— start of Extracted records —

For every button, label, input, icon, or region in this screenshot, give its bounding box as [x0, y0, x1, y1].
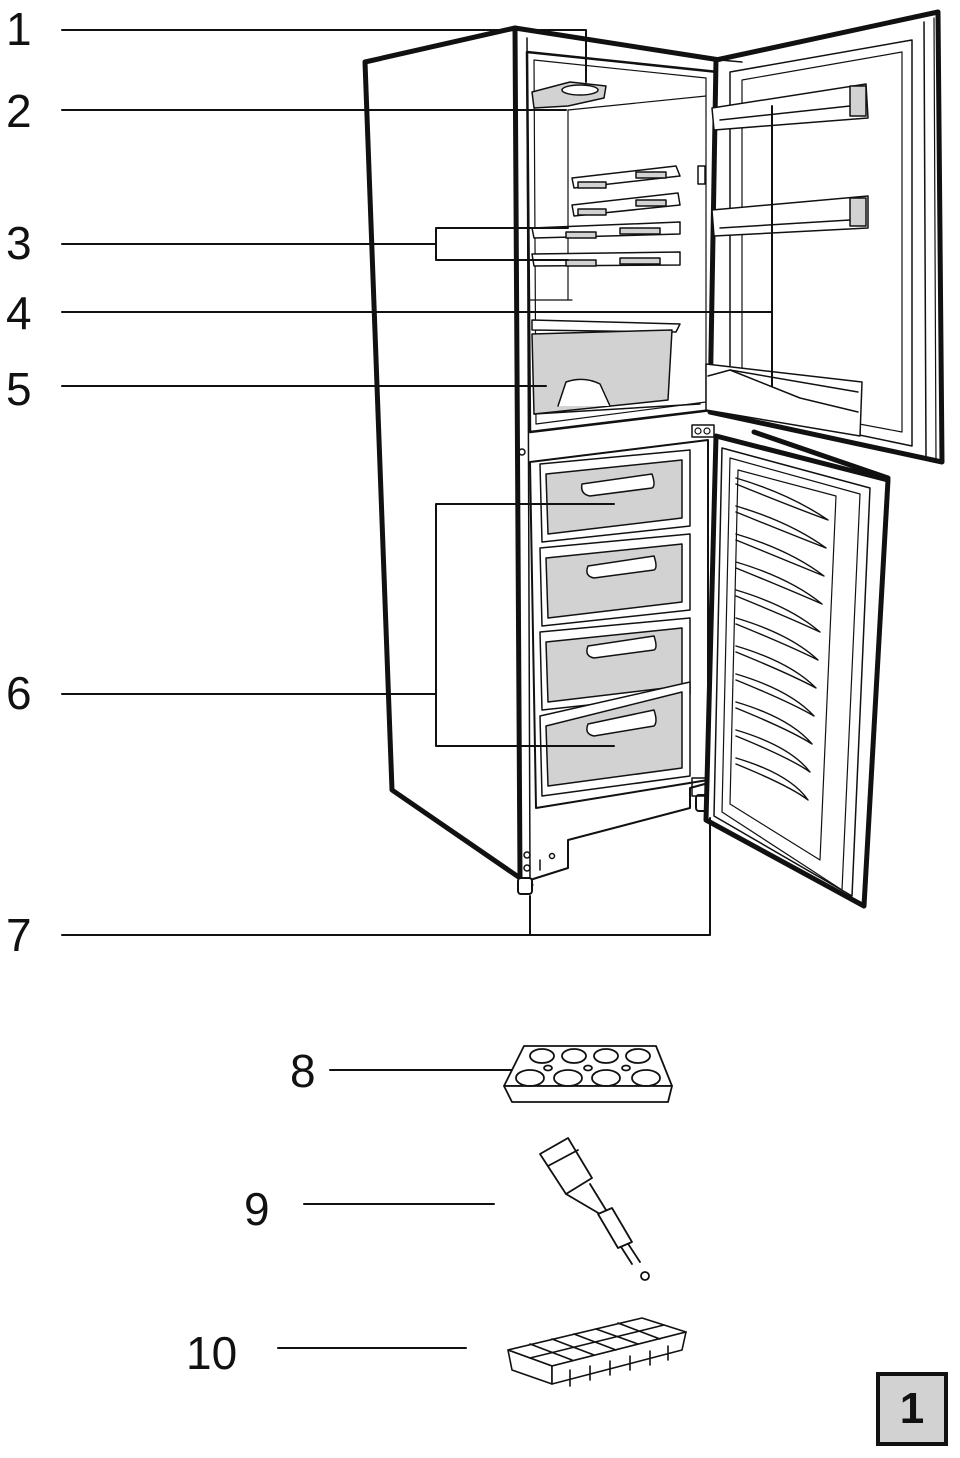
- figure-number: 1: [899, 1384, 925, 1433]
- leader-lines: [61, 29, 773, 1349]
- callout-8: 8: [290, 1045, 316, 1097]
- callout-9: 9: [244, 1183, 270, 1235]
- ice-scoop: [539, 1137, 650, 1281]
- freezer-compartment: [529, 424, 715, 809]
- door-racks: [705, 83, 869, 437]
- fridge-door: [705, 9, 945, 465]
- ice-cube-tray: [507, 1317, 687, 1387]
- freezer-door: [703, 429, 891, 909]
- callout-2: 2: [6, 85, 32, 137]
- egg-tray: [503, 1045, 673, 1103]
- callout-4: 4: [6, 287, 32, 339]
- callout-6: 6: [6, 667, 32, 719]
- figure-number-box: 1: [876, 1372, 948, 1446]
- fridge-compartment: [525, 50, 720, 434]
- callout-7: 7: [6, 909, 32, 961]
- callout-5: 5: [6, 363, 32, 415]
- callout-3: 3: [6, 217, 32, 269]
- glass-shelves: [531, 165, 681, 267]
- callout-1: 1: [6, 3, 32, 55]
- callout-10: 10: [186, 1327, 238, 1379]
- cabinet: [362, 25, 723, 895]
- freezer-drawers: [539, 449, 691, 797]
- crisper-drawer: [531, 329, 701, 415]
- freezer-door-ribs: [735, 477, 829, 801]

— end of Extracted records —

Give every line of the entries above as a numbered list, leaving out blank lines and the picture.

1. For every button, label, input, icon, or region in this screenshot, give its bounding box as [x0, y0, x1, y1].
2. - figure-number: 1: [899, 1384, 925, 1433]
3. - leader-lines: [61, 29, 773, 1349]
4. - callout-8: 8: [290, 1045, 316, 1097]
5. - callout-9: 9: [244, 1183, 270, 1235]
6. - ice-scoop: [539, 1137, 650, 1281]
7. - freezer-compartment: [529, 424, 715, 809]
8. - door-racks: [705, 83, 869, 437]
9. - fridge-door: [705, 9, 945, 465]
10. - ice-cube-tray: [507, 1317, 687, 1387]
11. - freezer-door: [703, 429, 891, 909]
12. - callout-2: 2: [6, 85, 32, 137]
13. - egg-tray: [503, 1045, 673, 1103]
14. - callout-4: 4: [6, 287, 32, 339]
15. - callout-6: 6: [6, 667, 32, 719]
16. - figure-number-box: 1: [876, 1372, 948, 1446]
17. - fridge-compartment: [525, 50, 720, 434]
18. - callout-7: 7: [6, 909, 32, 961]
19. - callout-5: 5: [6, 363, 32, 415]
20. - callout-3: 3: [6, 217, 32, 269]
21. - glass-shelves: [531, 165, 681, 267]
22. - callout-1: 1: [6, 3, 32, 55]
23. - callout-10: 10: [186, 1327, 238, 1379]
24. - cabinet: [362, 25, 723, 895]
25. - freezer-drawers: [539, 449, 691, 797]
26. - crisper-drawer: [531, 329, 701, 415]
27. - freezer-door-ribs: [735, 477, 829, 801]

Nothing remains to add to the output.